Description of the task: State how many lines contain the string "Berlín", and write nothing else.

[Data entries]
□ □ □ □ □

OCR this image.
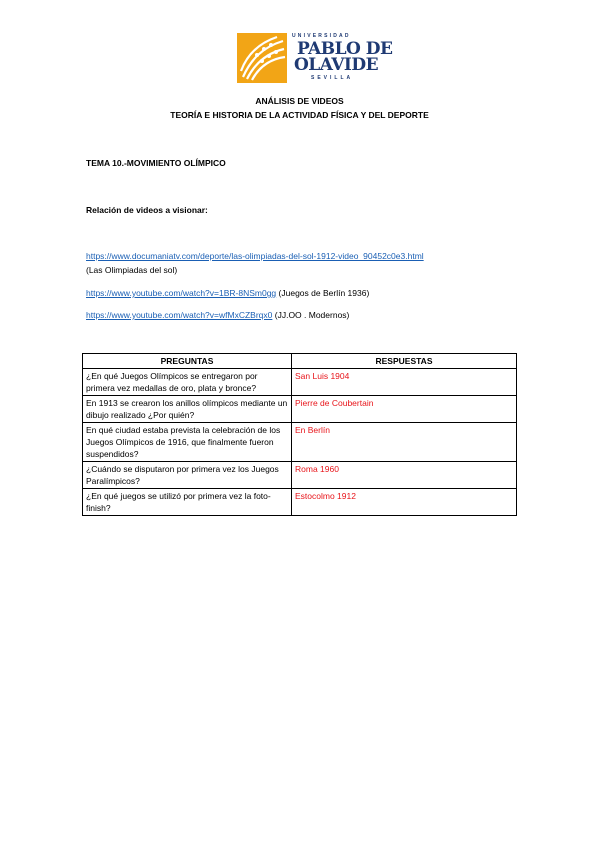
UNIVERSIDAD
PABLO DE
OLAVIDE
SEVILLA
ANÁLISIS DE VIDEOS
TEORÍA E HISTORIA DE LA ACTIVIDAD FÍSICA Y DEL DEPORTE
TEMA 10.-MOVIMIENTO OLÍMPICO
Relación de videos a visionar:
https://www.documaniatv.com/deporte/las-olimpiadas-del-sol-1912-video_90452c0e3.html
(Las Olimpiadas del sol)
https://www.youtube.com/watch?v=1BR-8NSm0gg (Juegos de Berlín 1936)
https://www.youtube.com/watch?v=wfMxCZBrqx0 (JJ.OO . Modernos)
PREGUNTAS	RESPUESTAS
¿En qué Juegos Olímpicos se entregaron por primera vez medallas de oro, plata y bronce?	San Luis 1904
En 1913 se crearon los anillos olímpicos mediante un dibujo realizado ¿Por quién?	Pierre de Coubertain
En qué ciudad estaba prevista la celebración de los Juegos Olímpicos de 1916, que finalmente fueron suspendidos?	En Berlín
¿Cuándo se disputaron por primera vez los Juegos Paralímpicos?	Roma 1960
¿En qué juegos se utilizó por primera vez la foto-finish?	Estocolmo 1912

□ □ □ □ □

Answer for the task: 2